··· Document extract
Bloomberg News

Elliott Funds’ Two-Day Flurry Harbinger of Activist New Year (1)

January 10, 2014

Paul Singer

Paul Singer, founder and president of Elliott Management Corp. Photographer: Jacob Kepler/Bloomberg

Activist investor Paul Singer has had a busy week.

His New York-based hedge funds Elliott Associates LP and Elliott Management Corp. established a floor price for a technology takeover, won board seats at another, persuaded an oil company to prepare to spin off its retail unit, and reaped a higher price for a European drug distributor -- all in two days.

The rapid series of announcements stands out even amid an overall surge in investor campaigns that pressure management to make changes to boost shareholder returns. The number of U.S. companies targeted jumped 10 percent to 356 in 2013 from the year before, according to Damien Park, managing partner of Doylestown, Pennsylvania-based Hedge Fund Solutions LLC. Funds that engaged in activist campaigns climbed by 17 percent last year to 448 as their war chests swelled, Park’s data show.

Elliott’s flurry, reflecting campaigns begun last year, “is a harbinger of things to come from them this year,” said Park. “There was a lot of activity last year so maybe next week we’ll see more coming from some of the other activists.”

Elliot Sloane, an outside spokesman for Elliott, said the fund managers declined to comment.

Since Singer, 69, started Elliott in 1977, its flagship fund has returned about 14 percent annually, losing money in only two calendar years, 1998 and 2008, according to data analyzed by the Bloomberg Billionaires Index.

Last year, Elliott’s 12 percent return beat the hedge fund industry’s 7.4 percent performance, while trailing the nearly 30 percent gain by the Standard & Poor’s 500 Index, according to the Bloomberg Hedge Fund Aggregate Index. Elliott manages $23.9 billion.
······
··· Supplied information
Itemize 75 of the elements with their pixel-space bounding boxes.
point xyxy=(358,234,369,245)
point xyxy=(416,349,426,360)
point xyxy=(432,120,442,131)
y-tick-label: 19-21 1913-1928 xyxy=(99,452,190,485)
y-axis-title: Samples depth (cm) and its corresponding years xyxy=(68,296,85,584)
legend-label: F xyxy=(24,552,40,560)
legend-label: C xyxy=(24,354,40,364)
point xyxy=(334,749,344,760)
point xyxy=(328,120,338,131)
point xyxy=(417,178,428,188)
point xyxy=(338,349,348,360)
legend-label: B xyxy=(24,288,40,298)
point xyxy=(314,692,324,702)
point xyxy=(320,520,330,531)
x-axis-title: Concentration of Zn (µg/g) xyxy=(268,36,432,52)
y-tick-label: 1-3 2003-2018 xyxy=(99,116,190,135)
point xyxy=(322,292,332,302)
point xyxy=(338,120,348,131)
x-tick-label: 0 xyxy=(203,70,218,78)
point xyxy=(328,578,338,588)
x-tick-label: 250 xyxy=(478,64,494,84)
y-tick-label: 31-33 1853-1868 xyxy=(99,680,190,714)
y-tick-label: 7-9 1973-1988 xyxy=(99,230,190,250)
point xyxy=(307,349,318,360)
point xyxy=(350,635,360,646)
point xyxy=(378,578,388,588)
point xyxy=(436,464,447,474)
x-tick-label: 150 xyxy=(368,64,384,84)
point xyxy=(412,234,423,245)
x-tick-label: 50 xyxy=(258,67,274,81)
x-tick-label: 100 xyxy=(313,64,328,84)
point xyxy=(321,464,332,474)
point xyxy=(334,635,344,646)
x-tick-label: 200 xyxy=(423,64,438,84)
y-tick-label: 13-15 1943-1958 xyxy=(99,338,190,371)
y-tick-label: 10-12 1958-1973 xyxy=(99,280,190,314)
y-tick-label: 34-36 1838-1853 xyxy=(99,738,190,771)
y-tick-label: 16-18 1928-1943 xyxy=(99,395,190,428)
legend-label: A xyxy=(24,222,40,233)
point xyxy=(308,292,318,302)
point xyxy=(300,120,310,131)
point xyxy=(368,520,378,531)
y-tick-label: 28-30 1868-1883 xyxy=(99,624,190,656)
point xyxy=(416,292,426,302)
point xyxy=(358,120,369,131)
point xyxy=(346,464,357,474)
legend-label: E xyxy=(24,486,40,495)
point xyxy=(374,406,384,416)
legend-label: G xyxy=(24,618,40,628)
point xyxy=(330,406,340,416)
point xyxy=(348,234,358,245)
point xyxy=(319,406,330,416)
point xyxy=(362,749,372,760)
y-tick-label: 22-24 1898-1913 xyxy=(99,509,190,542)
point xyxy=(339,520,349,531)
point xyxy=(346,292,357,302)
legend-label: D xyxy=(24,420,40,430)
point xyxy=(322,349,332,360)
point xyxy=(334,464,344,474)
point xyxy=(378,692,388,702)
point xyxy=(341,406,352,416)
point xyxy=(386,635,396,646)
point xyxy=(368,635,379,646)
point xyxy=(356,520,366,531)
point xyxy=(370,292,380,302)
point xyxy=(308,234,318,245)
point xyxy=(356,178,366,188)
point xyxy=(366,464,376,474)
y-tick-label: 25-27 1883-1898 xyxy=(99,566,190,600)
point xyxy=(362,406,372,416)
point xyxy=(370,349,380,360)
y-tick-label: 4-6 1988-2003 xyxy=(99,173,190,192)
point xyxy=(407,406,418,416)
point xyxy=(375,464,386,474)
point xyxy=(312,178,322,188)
······
··· Supplied information
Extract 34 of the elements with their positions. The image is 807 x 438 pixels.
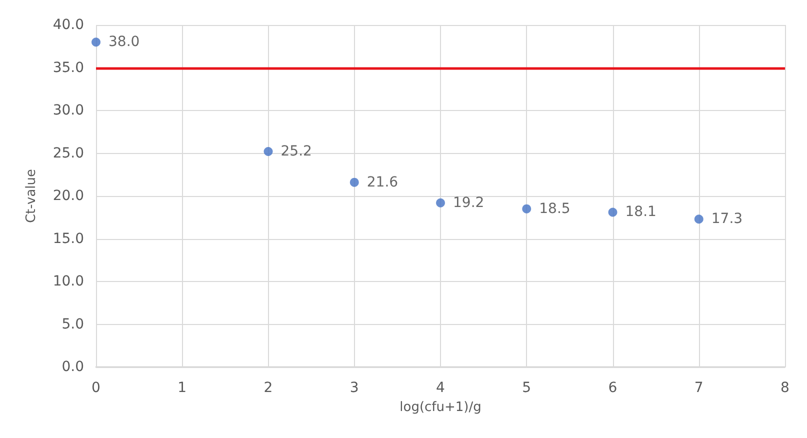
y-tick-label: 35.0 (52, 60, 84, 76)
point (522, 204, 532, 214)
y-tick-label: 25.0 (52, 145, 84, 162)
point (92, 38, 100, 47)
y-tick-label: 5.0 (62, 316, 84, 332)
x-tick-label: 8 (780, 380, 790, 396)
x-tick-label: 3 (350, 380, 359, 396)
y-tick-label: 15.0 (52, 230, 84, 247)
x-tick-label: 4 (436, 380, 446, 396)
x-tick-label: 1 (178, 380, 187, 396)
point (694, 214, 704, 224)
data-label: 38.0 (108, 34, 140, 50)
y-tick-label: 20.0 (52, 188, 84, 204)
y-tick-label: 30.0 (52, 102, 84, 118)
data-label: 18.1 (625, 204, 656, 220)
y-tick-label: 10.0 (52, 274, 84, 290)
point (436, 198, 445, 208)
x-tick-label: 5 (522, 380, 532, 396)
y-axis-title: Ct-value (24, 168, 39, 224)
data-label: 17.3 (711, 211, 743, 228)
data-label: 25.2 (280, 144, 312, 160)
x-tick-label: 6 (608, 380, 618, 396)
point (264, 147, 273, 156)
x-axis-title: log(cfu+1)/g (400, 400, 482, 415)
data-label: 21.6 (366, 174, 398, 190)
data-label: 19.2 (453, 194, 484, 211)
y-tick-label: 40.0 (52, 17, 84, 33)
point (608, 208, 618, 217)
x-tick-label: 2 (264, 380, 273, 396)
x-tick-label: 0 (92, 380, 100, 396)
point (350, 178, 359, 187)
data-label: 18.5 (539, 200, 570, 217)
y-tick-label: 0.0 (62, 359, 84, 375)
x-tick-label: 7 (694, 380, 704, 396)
······
··· Supplied information
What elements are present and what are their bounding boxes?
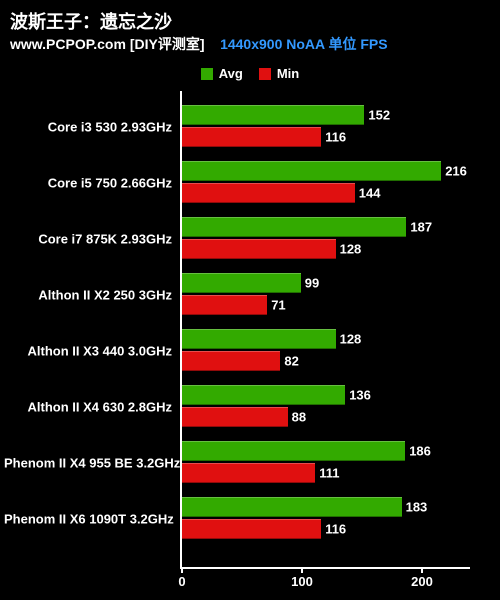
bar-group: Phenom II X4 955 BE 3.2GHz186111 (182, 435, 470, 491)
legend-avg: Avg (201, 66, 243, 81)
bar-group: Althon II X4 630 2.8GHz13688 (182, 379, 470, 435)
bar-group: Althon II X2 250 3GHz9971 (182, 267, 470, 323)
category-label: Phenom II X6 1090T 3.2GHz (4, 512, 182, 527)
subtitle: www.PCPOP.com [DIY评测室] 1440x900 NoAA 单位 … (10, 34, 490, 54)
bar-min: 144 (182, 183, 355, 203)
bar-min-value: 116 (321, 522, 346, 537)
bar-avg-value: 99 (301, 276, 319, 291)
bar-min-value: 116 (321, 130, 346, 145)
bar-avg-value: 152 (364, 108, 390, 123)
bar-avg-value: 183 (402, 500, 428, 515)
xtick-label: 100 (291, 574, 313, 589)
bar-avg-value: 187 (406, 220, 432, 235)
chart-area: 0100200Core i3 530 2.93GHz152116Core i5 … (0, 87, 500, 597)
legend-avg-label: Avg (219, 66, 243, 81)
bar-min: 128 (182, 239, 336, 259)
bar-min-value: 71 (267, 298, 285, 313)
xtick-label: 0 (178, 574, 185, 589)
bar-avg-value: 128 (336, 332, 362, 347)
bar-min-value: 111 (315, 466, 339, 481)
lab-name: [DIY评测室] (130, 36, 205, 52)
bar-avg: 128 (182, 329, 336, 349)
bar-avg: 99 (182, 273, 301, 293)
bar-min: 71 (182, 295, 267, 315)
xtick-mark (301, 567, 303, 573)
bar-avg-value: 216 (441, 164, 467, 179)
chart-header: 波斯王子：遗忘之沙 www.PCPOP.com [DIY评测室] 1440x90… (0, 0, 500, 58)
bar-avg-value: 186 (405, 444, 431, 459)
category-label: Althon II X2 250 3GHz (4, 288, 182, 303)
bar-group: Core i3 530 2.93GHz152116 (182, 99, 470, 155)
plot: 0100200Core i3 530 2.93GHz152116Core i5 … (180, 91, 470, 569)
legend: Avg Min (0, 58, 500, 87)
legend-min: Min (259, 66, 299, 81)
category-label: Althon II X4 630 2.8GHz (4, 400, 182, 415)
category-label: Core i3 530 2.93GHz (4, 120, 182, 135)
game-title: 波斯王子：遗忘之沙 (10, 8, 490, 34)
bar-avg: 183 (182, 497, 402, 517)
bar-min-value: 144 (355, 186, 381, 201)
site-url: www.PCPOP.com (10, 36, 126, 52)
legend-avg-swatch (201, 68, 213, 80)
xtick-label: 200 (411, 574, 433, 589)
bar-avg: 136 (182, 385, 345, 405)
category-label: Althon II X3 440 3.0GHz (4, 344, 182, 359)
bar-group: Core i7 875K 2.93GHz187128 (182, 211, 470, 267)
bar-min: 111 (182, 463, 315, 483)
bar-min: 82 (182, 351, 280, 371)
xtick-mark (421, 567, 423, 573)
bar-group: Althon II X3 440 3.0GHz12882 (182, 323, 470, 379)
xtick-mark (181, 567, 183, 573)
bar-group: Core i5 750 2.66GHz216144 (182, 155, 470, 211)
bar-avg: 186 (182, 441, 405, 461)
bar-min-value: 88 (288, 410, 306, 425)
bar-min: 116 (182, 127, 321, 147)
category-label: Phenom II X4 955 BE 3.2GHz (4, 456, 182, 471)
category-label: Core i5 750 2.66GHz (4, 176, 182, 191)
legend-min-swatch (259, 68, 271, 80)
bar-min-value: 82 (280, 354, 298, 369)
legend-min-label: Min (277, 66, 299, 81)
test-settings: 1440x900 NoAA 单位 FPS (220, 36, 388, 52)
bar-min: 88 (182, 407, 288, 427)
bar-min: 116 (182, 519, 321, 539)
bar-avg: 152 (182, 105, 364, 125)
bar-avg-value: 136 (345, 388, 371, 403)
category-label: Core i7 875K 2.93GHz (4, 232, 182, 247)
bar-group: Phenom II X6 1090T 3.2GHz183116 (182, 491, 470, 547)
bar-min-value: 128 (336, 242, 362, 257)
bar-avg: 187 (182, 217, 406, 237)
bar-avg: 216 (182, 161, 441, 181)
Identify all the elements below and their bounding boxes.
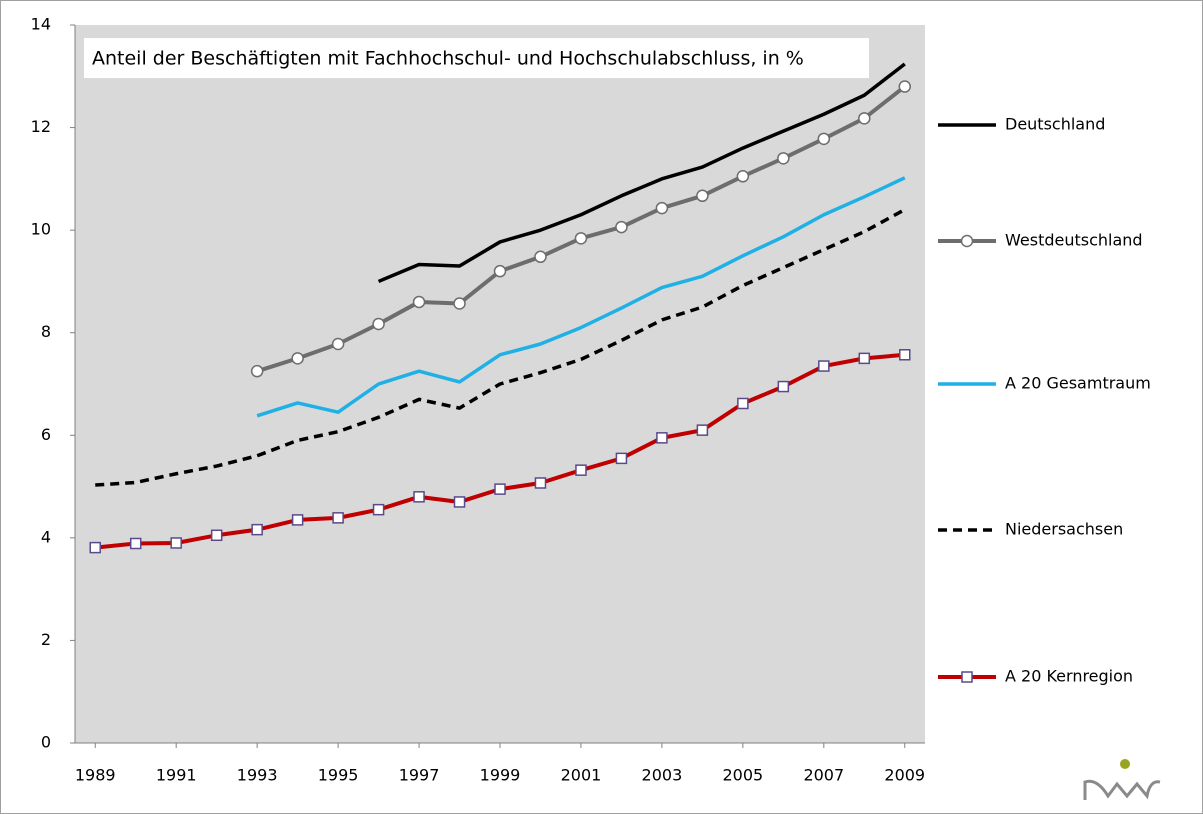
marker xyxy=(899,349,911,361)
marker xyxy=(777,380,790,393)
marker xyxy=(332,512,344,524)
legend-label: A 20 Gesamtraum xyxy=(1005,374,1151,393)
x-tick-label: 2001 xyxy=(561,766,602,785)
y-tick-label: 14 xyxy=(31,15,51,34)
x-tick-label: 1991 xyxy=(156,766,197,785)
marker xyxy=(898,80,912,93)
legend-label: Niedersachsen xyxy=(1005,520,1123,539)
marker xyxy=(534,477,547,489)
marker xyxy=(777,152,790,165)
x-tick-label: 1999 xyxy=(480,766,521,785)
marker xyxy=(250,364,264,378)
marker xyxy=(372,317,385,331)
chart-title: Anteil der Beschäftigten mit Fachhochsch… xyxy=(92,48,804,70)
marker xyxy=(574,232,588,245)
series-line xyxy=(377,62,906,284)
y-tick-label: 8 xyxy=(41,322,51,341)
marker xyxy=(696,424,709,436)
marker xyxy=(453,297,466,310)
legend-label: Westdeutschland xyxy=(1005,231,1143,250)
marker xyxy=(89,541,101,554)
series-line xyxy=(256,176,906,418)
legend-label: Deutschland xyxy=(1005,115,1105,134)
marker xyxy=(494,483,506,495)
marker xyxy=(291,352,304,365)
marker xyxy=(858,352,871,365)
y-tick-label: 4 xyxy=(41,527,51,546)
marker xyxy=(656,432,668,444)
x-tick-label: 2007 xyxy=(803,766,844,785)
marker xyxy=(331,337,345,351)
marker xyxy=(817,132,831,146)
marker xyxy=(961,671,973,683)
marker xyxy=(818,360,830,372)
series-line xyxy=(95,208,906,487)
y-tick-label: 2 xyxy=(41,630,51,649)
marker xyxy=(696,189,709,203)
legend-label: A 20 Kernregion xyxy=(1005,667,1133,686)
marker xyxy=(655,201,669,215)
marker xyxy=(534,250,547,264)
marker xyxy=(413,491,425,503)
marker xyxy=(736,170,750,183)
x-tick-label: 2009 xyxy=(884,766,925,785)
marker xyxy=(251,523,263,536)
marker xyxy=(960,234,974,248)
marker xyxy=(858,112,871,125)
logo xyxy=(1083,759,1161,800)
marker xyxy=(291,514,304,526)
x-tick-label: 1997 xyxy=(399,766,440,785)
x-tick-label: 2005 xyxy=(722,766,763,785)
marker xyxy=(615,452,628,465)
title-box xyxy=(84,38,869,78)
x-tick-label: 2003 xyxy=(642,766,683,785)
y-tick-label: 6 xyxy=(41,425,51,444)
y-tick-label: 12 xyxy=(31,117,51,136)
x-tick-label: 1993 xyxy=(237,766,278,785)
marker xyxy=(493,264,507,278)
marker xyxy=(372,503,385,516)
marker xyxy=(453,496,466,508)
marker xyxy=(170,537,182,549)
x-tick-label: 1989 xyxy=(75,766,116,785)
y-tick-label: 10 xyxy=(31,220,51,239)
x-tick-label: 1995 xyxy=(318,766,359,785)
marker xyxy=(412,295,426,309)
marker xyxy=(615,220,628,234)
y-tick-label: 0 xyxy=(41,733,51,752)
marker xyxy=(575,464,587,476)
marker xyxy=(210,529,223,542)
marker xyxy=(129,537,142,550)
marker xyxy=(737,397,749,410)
······
Tasks and exercises »
1: In the Bloomberg article on Elliott's funds, restate the passage starting with "Elliot Sloane, an" and going on through "manages $23.9 billion.", putting "main fund" in place of "flagship fund".
2: According to the Bloomberg article on Elliott's funds, in which calendar years did Elliott's flagship fund lose money?

Complete answers »
1:
Elliot Sloane, an outside spokesman for Elliott, said the fund managers declined to comment.

Since Singer, 69, started Elliott in 1977, its main fund has returned about 14 percent annually, losing money in only two calendar years, 1998 and 2008, according to data analyzed by the Bloomberg Billionaires Index.

Last year, Elliott’s 12 percent return beat the hedge fund industry’s 7.4 percent performance, while trailing the nearly 30 percent gain by the Standard & Poor’s 500 Index, according to the Bloomberg Hedge Fund Aggregate Index. Elliott manages $23.9 billion.

2: 1998 and 2008